# Records for this task

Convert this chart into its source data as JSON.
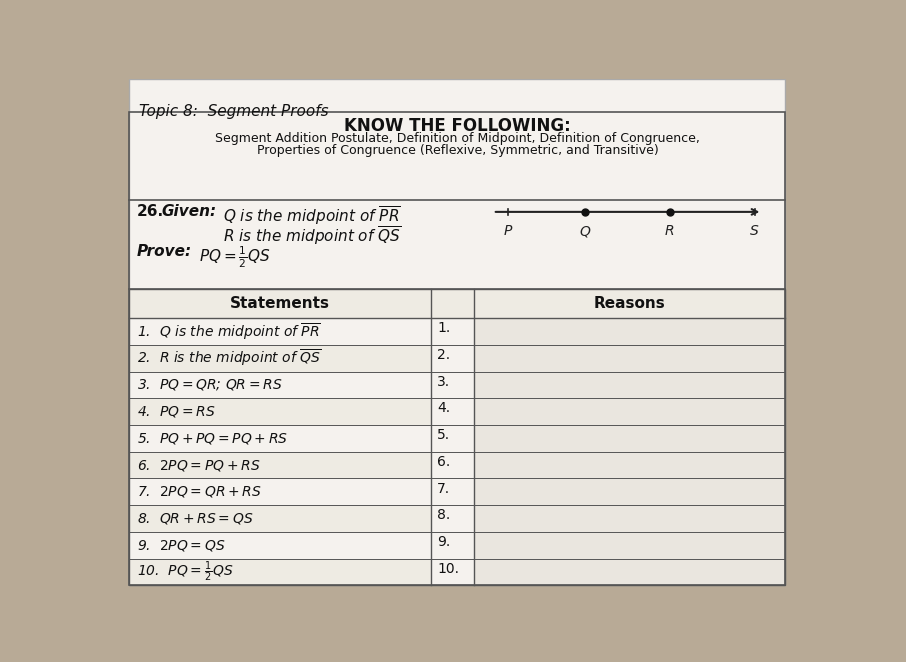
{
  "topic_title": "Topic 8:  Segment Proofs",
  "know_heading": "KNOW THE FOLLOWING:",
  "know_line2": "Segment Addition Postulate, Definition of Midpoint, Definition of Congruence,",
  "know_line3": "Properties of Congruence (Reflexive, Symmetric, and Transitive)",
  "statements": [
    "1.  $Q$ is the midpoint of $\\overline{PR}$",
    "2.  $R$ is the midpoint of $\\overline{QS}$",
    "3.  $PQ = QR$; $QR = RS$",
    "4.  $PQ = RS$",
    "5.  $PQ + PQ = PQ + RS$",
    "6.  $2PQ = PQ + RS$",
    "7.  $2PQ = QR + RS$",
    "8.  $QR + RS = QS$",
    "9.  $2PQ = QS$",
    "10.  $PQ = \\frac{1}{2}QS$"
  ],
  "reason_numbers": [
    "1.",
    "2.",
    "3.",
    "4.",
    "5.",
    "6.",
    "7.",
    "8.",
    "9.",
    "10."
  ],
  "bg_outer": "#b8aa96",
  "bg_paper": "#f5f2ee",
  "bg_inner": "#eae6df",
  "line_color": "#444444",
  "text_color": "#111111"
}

# Instruction
In the entries above, identify every line with the word "Congruence". Copy those lines.

# Answer to the problem
  "know_line2": "Segment Addition Postulate, Definition of Midpoint, Definition of Congruence,",
  "know_line3": "Properties of Congruence (Reflexive, Symmetric, and Transitive)",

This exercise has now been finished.